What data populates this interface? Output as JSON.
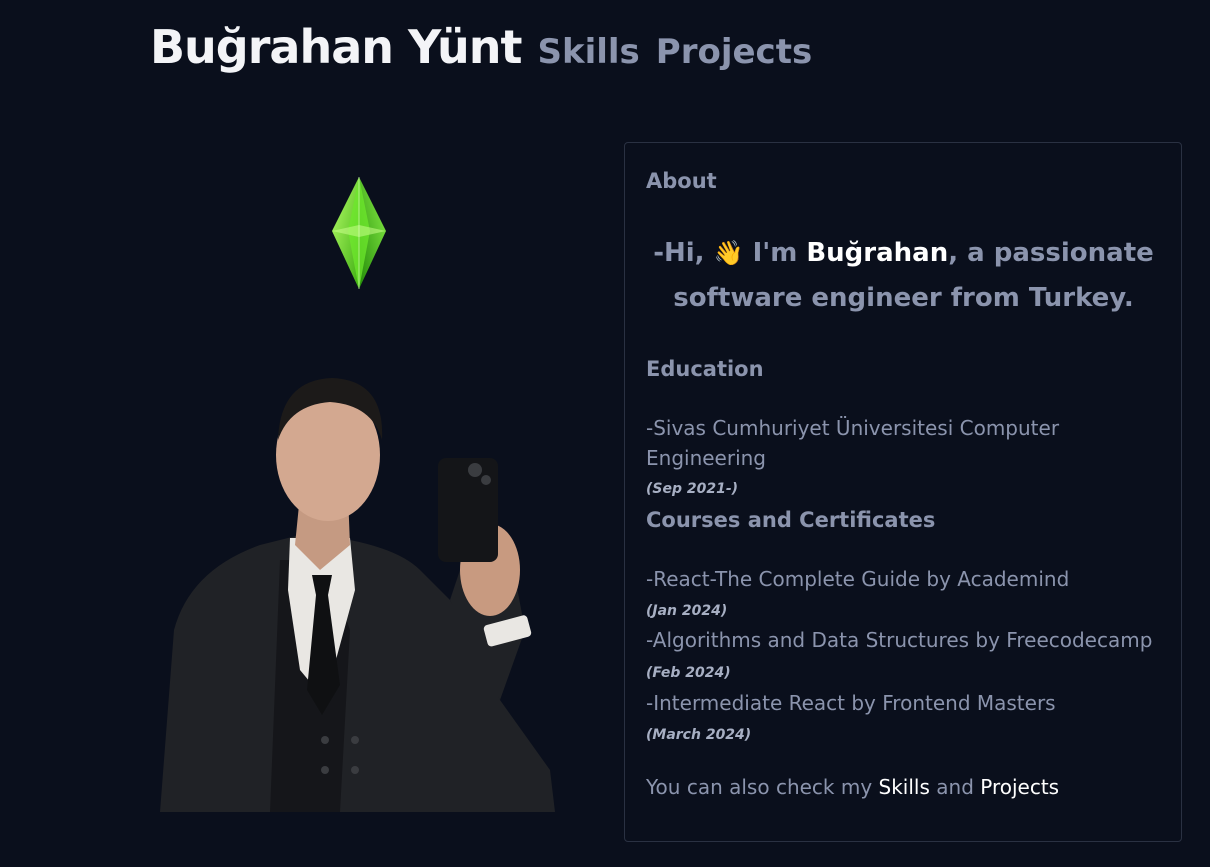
{
  "header": {
    "brand": "Buğrahan Yünt",
    "nav": [
      {
        "label": "Skills"
      },
      {
        "label": "Projects"
      }
    ]
  },
  "about": {
    "title": "About",
    "intro_prefix": "-Hi, ",
    "wave": "👋",
    "intro_im": " I'm ",
    "name": "Buğrahan",
    "intro_suffix": ", a passionate software engineer from Turkey."
  },
  "education": {
    "title": "Education",
    "items": [
      {
        "text": "-Sivas Cumhuriyet Üniversitesi Computer Engineering",
        "date": "(Sep 2021-)"
      }
    ]
  },
  "courses": {
    "title": "Courses and Certificates",
    "items": [
      {
        "text": "-React-The Complete Guide by Academind",
        "date": "(Jan 2024)"
      },
      {
        "text": "-Algorithms and Data Structures by Freecodecamp",
        "date": "(Feb 2024)"
      },
      {
        "text": "-Intermediate React by Frontend Masters",
        "date": "(March 2024)"
      }
    ]
  },
  "cta": {
    "prefix": "You can also check my ",
    "skills": "Skills",
    "and": " and ",
    "projects": "Projects"
  },
  "colors": {
    "background": "#0a0f1c",
    "text_muted": "#8b94ad",
    "text_bright": "#ffffff",
    "plumbob": "#5fe82a",
    "card_border": "#2a3142"
  },
  "icons": {
    "plumbob": "plumbob-gem-icon"
  }
}
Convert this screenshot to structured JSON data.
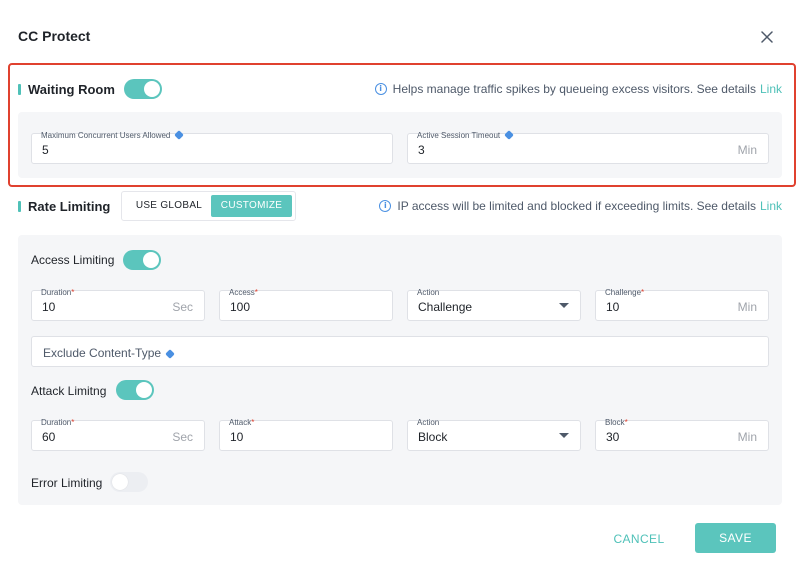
{
  "dialog": {
    "title": "CC Protect"
  },
  "waiting_room": {
    "title": "Waiting Room",
    "enabled": true,
    "info_text": "Helps manage traffic spikes by queueing excess visitors. See details",
    "info_link": "Link",
    "max_users": {
      "label": "Maximum Concurrent Users Allowed",
      "value": "5"
    },
    "session_timeout": {
      "label": "Active Session Timeout",
      "value": "3",
      "unit": "Min"
    }
  },
  "rate_limiting": {
    "title": "Rate Limiting",
    "mode_global": "USE GLOBAL",
    "mode_custom": "CUSTOMIZE",
    "info_text": "IP access will be limited and blocked if exceeding limits. See details",
    "info_link": "Link",
    "access_limiting": {
      "label": "Access Limiting",
      "enabled": true,
      "duration": {
        "label": "Duration",
        "value": "10",
        "unit": "Sec"
      },
      "access": {
        "label": "Access",
        "value": "100"
      },
      "action": {
        "label": "Action",
        "value": "Challenge"
      },
      "challenge": {
        "label": "Challenge",
        "value": "10",
        "unit": "Min"
      }
    },
    "exclude_content_type": {
      "placeholder": "Exclude Content-Type"
    },
    "attack_limiting": {
      "label": "Attack Limitng",
      "enabled": true,
      "duration": {
        "label": "Duration",
        "value": "60",
        "unit": "Sec"
      },
      "attack": {
        "label": "Attack",
        "value": "10"
      },
      "action": {
        "label": "Action",
        "value": "Block"
      },
      "block": {
        "label": "Block",
        "value": "30",
        "unit": "Min"
      }
    },
    "error_limiting": {
      "label": "Error Limiting",
      "enabled": false
    }
  },
  "footer": {
    "cancel": "CANCEL",
    "save": "SAVE"
  },
  "colors": {
    "accent": "#5bc5bd",
    "highlight_border": "#e0412f",
    "required": "#e0412f",
    "info_icon": "#4a90e2"
  },
  "icons": {
    "close": "close-icon",
    "info": "info-icon",
    "hint": "hint-icon",
    "dropdown": "chevron-down-icon"
  }
}
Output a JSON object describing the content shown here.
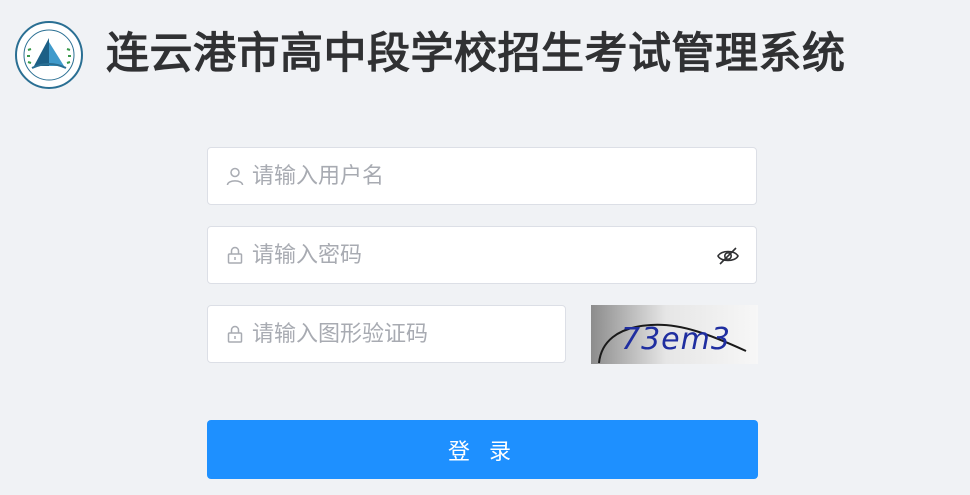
{
  "header": {
    "title": "连云港市高中段学校招生考试管理系统",
    "logo_icon": "school-logo-icon"
  },
  "form": {
    "username": {
      "placeholder": "请输入用户名",
      "value": "",
      "icon": "user-icon"
    },
    "password": {
      "placeholder": "请输入密码",
      "value": "",
      "icon": "lock-icon",
      "toggle_icon": "eye-hidden-icon"
    },
    "captcha": {
      "placeholder": "请输入图形验证码",
      "value": "",
      "icon": "lock-icon",
      "image_text": "73em3"
    },
    "submit_label": "登 录"
  },
  "colors": {
    "background": "#f0f2f5",
    "primary": "#1e90ff",
    "title": "#303133",
    "border": "#dcdfe6",
    "placeholder": "#a8abb2"
  }
}
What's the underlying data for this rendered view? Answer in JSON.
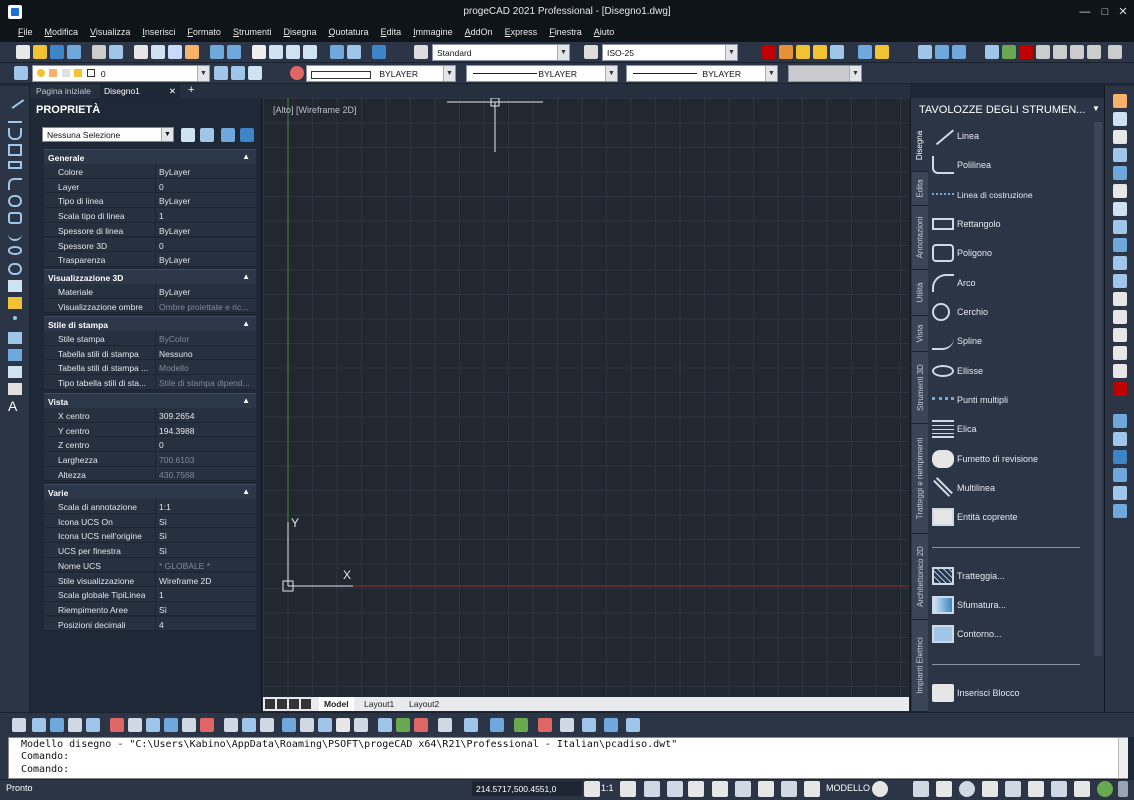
{
  "window": {
    "title": "progeCAD 2021 Professional - [Disegno1.dwg]",
    "minimize": "—",
    "restore": "□",
    "close": "✕"
  },
  "menu": [
    "File",
    "Modifica",
    "Visualizza",
    "Inserisci",
    "Formato",
    "Strumenti",
    "Disegna",
    "Quotatura",
    "Edita",
    "Immagine",
    "AddOn",
    "Express",
    "Finestra",
    "Aiuto"
  ],
  "toolbar": {
    "text_style": "Standard",
    "dim_style": "ISO-25",
    "layer": "0",
    "color": "BYLAYER",
    "linetype": "BYLAYER",
    "lineweight": "BYLAYER",
    "plot_style": ""
  },
  "tabs": {
    "home": "Pagina iniziale",
    "doc": "Disegno1",
    "close": "✕",
    "add": "+"
  },
  "properties": {
    "title": "PROPRIETÀ",
    "selection": "Nessuna Selezione",
    "sections": [
      {
        "name": "Generale",
        "rows": [
          {
            "k": "Colore",
            "v": "ByLayer"
          },
          {
            "k": "Layer",
            "v": "0"
          },
          {
            "k": "Tipo di linea",
            "v": "ByLayer"
          },
          {
            "k": "Scala tipo di linea",
            "v": "1"
          },
          {
            "k": "Spessore di linea",
            "v": "ByLayer"
          },
          {
            "k": "Spessore 3D",
            "v": "0"
          },
          {
            "k": "Trasparenza",
            "v": "ByLayer"
          }
        ]
      },
      {
        "name": "Visualizzazione 3D",
        "rows": [
          {
            "k": "Materiale",
            "v": "ByLayer"
          },
          {
            "k": "Visualizzazione ombre",
            "v": "Ombre proiettate e ric..."
          }
        ]
      },
      {
        "name": "Stile di stampa",
        "rows": [
          {
            "k": "Stile stampa",
            "v": "ByColor"
          },
          {
            "k": "Tabella stili di stampa",
            "v": "Nessuno"
          },
          {
            "k": "Tabella stili di stampa ...",
            "v": "Modello"
          },
          {
            "k": "Tipo tabella stili di sta...",
            "v": "Stile di stampa dipend..."
          }
        ]
      },
      {
        "name": "Vista",
        "rows": [
          {
            "k": "X centro",
            "v": "309.2654"
          },
          {
            "k": "Y centro",
            "v": "194.3988"
          },
          {
            "k": "Z centro",
            "v": "0"
          },
          {
            "k": "Larghezza",
            "v": "700.6103"
          },
          {
            "k": "Altezza",
            "v": "430.7568"
          }
        ]
      },
      {
        "name": "Varie",
        "rows": [
          {
            "k": "Scala di annotazione",
            "v": "1:1"
          },
          {
            "k": "Icona UCS On",
            "v": "Sì"
          },
          {
            "k": "Icona UCS nell'origine",
            "v": "Sì"
          },
          {
            "k": "UCS per finestra",
            "v": "Sì"
          },
          {
            "k": "Nome UCS",
            "v": "* GLOBALE *"
          },
          {
            "k": "Stile visualizzazione",
            "v": "Wireframe 2D"
          },
          {
            "k": "Scala globale TipiLinea",
            "v": "1"
          },
          {
            "k": "Riempimento Aree",
            "v": "Sì"
          },
          {
            "k": "Posizioni decimali",
            "v": "4"
          }
        ]
      }
    ]
  },
  "canvas": {
    "view_label": "[Alto] [Wireframe 2D]",
    "ucs_y": "Y",
    "ucs_x": "X"
  },
  "layout_tabs": [
    "Model",
    "Layout1",
    "Layout2"
  ],
  "palette": {
    "title": "TAVOLOZZE DEGLI STRUMEN...",
    "vtabs": [
      "Disegna",
      "Edita",
      "Annotazioni",
      "Utilità",
      "Vista",
      "Strumenti 3D",
      "Tratteggi e riempimenti",
      "Architettonico 2D",
      "Impianti Elettrici"
    ],
    "items": [
      "Linea",
      "Polilinea",
      "Linea di costruzione",
      "Rettangolo",
      "Poligono",
      "Arco",
      "Cerchio",
      "Spline",
      "Ellisse",
      "Punti multipli",
      "Elica",
      "Fumetto di revisione",
      "Multilinea",
      "Entità coprente"
    ],
    "items2": [
      "Tratteggia...",
      "Sfumatura...",
      "Contorno..."
    ],
    "items3": [
      "Inserisci Blocco"
    ]
  },
  "command": {
    "line1": "Modello disegno - \"C:\\Users\\Kabino\\AppData\\Roaming\\PSOFT\\progeCAD x64\\R21\\Professional - Italian\\pcadiso.dwt\"",
    "line2": "Comando:",
    "line3": "Comando:"
  },
  "status": {
    "ready": "Pronto",
    "coords": "214.5717,500.4551,0",
    "scale": "1:1",
    "model": "MODELLO"
  }
}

INSTRUCTIONS TO FOLLOW
Pick out the lines that have the word "title". Copy them all.

RESULT BELOW
    "title": "About",
    "title": "Education",
    "title": "Courses and Certificates",
    "title": "CC Protect"
    "title": "Waiting Room",
    "title": "Rate Limiting",
    "title": "连云港市高中段学校招生考试管理系统",
    "title": "#303133",
    "title": "progeCAD 2021 Professional - [Disegno1.dwg]",
    "title": "PROPRIETÀ",
    "title": "TAVOLOZZE DEGLI STRUMEN...",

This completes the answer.